- **Working data**:
::::::::

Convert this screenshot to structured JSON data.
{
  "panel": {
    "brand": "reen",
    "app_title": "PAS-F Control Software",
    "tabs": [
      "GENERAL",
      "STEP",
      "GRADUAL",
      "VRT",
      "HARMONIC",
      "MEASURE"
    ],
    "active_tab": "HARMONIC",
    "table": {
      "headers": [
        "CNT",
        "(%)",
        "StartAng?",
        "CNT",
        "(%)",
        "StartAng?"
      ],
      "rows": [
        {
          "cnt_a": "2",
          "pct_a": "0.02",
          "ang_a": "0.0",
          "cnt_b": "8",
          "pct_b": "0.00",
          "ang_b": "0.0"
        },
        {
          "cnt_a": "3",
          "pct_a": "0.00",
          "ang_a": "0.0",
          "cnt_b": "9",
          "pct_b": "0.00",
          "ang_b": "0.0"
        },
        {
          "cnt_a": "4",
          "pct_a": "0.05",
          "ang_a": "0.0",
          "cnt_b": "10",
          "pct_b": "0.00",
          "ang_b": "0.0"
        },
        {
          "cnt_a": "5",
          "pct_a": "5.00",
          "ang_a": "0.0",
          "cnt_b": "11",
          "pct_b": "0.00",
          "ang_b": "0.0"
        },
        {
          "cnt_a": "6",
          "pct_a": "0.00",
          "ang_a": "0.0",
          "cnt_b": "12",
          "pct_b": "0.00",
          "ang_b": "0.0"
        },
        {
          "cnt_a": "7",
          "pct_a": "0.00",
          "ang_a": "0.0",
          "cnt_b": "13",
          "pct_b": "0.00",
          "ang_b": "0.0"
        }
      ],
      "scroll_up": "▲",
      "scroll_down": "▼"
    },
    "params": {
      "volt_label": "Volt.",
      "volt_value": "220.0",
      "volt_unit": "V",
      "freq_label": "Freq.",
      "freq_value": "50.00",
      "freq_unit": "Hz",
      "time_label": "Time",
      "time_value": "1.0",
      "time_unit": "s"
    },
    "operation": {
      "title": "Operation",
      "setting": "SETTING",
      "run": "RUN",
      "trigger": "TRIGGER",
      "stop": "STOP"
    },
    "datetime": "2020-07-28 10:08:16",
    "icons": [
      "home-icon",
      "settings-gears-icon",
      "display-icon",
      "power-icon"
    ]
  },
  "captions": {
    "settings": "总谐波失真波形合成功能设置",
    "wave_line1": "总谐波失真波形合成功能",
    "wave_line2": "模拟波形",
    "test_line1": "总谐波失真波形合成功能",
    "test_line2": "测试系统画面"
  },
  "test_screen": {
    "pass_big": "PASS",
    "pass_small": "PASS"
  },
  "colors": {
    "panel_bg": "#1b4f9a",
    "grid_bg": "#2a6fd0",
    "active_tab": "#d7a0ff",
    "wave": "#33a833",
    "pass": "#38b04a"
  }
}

::::::::

- **What this task involves**: Give all of the entries again, word for word.

- **Completed task**:
Convert this screenshot to structured JSON data.
{
  "panel": {
    "brand": "reen",
    "app_title": "PAS-F Control Software",
    "tabs": [
      "GENERAL",
      "STEP",
      "GRADUAL",
      "VRT",
      "HARMONIC",
      "MEASURE"
    ],
    "active_tab": "HARMONIC",
    "table": {
      "headers": [
        "CNT",
        "(%)",
        "StartAng?",
        "CNT",
        "(%)",
        "StartAng?"
      ],
      "rows": [
        {
          "cnt_a": "2",
          "pct_a": "0.02",
          "ang_a": "0.0",
          "cnt_b": "8",
          "pct_b": "0.00",
          "ang_b": "0.0"
        },
        {
          "cnt_a": "3",
          "pct_a": "0.00",
          "ang_a": "0.0",
          "cnt_b": "9",
          "pct_b": "0.00",
          "ang_b": "0.0"
        },
        {
          "cnt_a": "4",
          "pct_a": "0.05",
          "ang_a": "0.0",
          "cnt_b": "10",
          "pct_b": "0.00",
          "ang_b": "0.0"
        },
        {
          "cnt_a": "5",
          "pct_a": "5.00",
          "ang_a": "0.0",
          "cnt_b": "11",
          "pct_b": "0.00",
          "ang_b": "0.0"
        },
        {
          "cnt_a": "6",
          "pct_a": "0.00",
          "ang_a": "0.0",
          "cnt_b": "12",
          "pct_b": "0.00",
          "ang_b": "0.0"
        },
        {
          "cnt_a": "7",
          "pct_a": "0.00",
          "ang_a": "0.0",
          "cnt_b": "13",
          "pct_b": "0.00",
          "ang_b": "0.0"
        }
      ],
      "scroll_up": "▲",
      "scroll_down": "▼"
    },
    "params": {
      "volt_label": "Volt.",
      "volt_value": "220.0",
      "volt_unit": "V",
      "freq_label": "Freq.",
      "freq_value": "50.00",
      "freq_unit": "Hz",
      "time_label": "Time",
      "time_value": "1.0",
      "time_unit": "s"
    },
    "operation": {
      "title": "Operation",
      "setting": "SETTING",
      "run": "RUN",
      "trigger": "TRIGGER",
      "stop": "STOP"
    },
    "datetime": "2020-07-28 10:08:16",
    "icons": [
      "home-icon",
      "settings-gears-icon",
      "display-icon",
      "power-icon"
    ]
  },
  "captions": {
    "settings": "总谐波失真波形合成功能设置",
    "wave_line1": "总谐波失真波形合成功能",
    "wave_line2": "模拟波形",
    "test_line1": "总谐波失真波形合成功能",
    "test_line2": "测试系统画面"
  },
  "test_screen": {
    "pass_big": "PASS",
    "pass_small": "PASS"
  },
  "colors": {
    "panel_bg": "#1b4f9a",
    "grid_bg": "#2a6fd0",
    "active_tab": "#d7a0ff",
    "wave": "#33a833",
    "pass": "#38b04a"
  }
}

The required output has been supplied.